*Prompt*. Find all the lines with "name" and gather them.

*Records for this exercise*.
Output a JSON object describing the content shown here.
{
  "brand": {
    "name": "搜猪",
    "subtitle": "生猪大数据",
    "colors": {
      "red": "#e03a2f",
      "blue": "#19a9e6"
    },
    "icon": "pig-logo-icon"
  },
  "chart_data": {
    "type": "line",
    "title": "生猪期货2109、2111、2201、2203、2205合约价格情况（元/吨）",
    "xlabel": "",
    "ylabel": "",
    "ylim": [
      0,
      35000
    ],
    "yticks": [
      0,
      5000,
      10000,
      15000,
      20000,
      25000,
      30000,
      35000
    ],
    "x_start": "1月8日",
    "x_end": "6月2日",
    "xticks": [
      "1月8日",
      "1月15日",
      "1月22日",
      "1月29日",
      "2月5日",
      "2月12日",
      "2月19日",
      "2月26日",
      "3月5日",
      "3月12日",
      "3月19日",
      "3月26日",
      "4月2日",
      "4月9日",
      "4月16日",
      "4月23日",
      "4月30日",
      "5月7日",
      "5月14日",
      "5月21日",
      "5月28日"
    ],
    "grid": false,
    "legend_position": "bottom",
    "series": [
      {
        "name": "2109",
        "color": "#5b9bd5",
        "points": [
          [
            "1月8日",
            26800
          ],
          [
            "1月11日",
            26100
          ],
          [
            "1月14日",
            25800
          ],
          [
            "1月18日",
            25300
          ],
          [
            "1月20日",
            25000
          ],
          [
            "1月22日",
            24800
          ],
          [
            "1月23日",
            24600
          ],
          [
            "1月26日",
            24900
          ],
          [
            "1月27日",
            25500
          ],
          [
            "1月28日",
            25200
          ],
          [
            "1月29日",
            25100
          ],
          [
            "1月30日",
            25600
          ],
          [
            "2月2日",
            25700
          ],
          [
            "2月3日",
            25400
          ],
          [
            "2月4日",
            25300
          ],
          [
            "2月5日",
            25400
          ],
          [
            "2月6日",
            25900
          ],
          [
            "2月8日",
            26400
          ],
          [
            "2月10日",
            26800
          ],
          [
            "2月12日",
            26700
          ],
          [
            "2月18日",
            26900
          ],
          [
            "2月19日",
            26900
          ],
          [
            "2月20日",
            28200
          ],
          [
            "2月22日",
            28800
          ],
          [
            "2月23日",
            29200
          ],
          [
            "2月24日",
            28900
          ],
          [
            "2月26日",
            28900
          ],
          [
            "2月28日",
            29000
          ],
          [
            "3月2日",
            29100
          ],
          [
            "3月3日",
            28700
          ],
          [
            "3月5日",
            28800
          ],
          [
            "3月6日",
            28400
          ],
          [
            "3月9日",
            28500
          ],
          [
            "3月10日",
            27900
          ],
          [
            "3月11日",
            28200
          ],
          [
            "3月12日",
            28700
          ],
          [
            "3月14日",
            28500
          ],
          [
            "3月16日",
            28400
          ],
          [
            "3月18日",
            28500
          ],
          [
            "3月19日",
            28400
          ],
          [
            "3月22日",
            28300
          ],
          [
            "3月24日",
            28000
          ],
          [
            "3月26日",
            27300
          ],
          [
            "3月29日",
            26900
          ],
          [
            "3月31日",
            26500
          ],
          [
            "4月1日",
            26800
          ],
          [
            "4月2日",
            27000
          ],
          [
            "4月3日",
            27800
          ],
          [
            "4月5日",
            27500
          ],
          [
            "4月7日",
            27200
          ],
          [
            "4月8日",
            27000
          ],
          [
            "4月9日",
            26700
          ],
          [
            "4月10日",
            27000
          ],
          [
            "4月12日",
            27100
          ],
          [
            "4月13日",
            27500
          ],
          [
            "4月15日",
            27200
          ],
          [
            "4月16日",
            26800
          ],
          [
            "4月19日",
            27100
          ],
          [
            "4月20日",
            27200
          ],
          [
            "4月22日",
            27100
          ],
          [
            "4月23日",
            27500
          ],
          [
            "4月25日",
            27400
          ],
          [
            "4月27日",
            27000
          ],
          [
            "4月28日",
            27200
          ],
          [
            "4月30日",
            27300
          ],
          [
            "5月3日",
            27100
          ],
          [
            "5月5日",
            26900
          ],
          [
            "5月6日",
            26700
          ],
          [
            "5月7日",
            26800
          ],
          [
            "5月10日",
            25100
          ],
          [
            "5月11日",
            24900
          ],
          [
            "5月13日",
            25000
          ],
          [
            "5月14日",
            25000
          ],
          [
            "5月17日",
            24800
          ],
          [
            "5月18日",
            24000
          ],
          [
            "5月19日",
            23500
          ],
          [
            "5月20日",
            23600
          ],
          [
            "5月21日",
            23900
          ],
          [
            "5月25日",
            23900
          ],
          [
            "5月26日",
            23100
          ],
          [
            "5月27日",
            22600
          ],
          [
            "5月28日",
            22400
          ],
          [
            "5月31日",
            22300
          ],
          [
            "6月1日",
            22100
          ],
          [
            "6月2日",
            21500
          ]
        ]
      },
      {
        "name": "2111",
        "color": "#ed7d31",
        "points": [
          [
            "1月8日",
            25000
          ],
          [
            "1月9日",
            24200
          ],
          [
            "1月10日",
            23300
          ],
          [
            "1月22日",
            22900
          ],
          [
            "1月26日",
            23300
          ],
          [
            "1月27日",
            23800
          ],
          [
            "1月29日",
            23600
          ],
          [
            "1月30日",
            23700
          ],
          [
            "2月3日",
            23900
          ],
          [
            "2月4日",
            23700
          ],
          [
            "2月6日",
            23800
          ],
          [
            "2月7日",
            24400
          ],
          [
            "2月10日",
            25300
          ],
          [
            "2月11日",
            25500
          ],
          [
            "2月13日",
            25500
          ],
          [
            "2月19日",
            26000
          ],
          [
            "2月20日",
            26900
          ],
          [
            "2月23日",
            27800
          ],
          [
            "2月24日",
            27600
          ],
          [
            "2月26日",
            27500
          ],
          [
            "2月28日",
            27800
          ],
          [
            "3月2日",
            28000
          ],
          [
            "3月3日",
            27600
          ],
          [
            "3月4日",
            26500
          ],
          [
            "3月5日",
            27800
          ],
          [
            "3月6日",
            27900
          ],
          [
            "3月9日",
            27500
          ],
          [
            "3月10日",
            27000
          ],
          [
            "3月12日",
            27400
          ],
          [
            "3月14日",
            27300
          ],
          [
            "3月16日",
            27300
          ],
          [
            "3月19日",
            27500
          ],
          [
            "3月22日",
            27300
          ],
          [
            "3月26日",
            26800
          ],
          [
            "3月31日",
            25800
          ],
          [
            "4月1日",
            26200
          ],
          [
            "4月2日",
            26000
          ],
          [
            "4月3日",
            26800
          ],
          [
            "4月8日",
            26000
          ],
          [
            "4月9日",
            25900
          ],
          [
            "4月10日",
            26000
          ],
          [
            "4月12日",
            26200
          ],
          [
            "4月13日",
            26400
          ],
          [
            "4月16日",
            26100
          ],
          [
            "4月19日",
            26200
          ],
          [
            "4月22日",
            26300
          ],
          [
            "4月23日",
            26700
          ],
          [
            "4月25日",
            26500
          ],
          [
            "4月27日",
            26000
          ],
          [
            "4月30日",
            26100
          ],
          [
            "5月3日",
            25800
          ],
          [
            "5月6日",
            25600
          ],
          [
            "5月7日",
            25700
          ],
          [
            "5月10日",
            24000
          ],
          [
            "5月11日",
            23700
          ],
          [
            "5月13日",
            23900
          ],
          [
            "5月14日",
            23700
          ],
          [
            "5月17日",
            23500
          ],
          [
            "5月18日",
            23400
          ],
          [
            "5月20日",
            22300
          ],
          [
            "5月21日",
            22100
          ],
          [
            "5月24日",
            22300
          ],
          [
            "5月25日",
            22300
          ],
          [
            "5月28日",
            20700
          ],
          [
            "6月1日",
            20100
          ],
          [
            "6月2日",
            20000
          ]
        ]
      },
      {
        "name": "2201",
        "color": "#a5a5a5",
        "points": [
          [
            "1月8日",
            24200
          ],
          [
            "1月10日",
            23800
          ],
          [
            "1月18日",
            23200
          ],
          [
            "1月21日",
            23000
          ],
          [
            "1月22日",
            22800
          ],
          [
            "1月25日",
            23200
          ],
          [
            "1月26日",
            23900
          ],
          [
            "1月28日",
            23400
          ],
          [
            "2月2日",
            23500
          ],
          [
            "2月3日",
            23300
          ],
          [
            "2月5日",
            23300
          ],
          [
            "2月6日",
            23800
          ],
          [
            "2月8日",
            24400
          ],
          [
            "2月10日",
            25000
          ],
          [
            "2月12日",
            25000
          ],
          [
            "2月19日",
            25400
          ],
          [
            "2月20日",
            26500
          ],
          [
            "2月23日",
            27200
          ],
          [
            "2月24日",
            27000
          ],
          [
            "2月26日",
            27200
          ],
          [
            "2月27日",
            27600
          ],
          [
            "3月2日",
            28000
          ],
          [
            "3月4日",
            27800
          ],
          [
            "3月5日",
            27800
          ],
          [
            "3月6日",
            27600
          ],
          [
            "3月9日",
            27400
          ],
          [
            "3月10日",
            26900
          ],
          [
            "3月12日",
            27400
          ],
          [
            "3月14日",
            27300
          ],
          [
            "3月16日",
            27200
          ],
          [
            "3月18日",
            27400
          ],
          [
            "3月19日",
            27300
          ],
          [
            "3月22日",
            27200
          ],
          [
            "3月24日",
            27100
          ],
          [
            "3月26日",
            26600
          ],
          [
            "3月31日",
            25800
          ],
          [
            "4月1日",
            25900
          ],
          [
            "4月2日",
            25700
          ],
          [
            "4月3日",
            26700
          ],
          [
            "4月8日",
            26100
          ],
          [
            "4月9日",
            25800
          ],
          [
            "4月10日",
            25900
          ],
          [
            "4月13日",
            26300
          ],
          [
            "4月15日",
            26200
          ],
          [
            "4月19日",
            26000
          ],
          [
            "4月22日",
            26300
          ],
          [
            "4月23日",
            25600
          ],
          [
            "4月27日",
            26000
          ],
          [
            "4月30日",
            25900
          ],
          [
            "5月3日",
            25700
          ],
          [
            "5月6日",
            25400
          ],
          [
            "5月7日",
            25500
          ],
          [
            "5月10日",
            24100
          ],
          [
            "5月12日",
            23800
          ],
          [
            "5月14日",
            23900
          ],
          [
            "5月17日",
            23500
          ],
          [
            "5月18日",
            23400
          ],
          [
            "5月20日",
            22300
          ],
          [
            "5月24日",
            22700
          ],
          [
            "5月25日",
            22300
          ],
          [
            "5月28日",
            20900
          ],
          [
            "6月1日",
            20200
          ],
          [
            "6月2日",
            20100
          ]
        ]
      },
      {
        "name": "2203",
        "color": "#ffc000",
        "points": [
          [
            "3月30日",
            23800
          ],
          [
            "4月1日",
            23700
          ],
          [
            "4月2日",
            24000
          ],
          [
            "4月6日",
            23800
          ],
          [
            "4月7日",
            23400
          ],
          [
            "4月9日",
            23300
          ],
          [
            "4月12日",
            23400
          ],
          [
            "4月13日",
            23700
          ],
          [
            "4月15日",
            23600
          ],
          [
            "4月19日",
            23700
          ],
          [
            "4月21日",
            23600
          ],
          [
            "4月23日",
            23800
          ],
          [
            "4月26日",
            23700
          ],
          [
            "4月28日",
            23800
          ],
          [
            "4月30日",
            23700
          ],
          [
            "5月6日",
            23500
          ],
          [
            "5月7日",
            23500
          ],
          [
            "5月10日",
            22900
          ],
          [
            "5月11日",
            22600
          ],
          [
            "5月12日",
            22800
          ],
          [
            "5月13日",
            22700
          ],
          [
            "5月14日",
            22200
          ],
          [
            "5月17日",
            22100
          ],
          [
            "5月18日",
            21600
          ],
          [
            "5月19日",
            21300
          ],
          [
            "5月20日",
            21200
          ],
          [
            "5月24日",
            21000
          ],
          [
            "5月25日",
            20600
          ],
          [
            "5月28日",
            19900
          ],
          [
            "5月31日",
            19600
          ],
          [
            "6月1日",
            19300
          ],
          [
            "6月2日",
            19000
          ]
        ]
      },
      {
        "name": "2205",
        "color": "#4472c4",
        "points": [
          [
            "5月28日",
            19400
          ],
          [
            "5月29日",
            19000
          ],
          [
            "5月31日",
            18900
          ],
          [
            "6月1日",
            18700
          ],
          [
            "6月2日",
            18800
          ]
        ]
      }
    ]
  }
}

*Solved exercise*.
    "name": "搜猪",
        "name": "2109",
        "name": "2111",
        "name": "2201",
        "name": "2203",
        "name": "2205",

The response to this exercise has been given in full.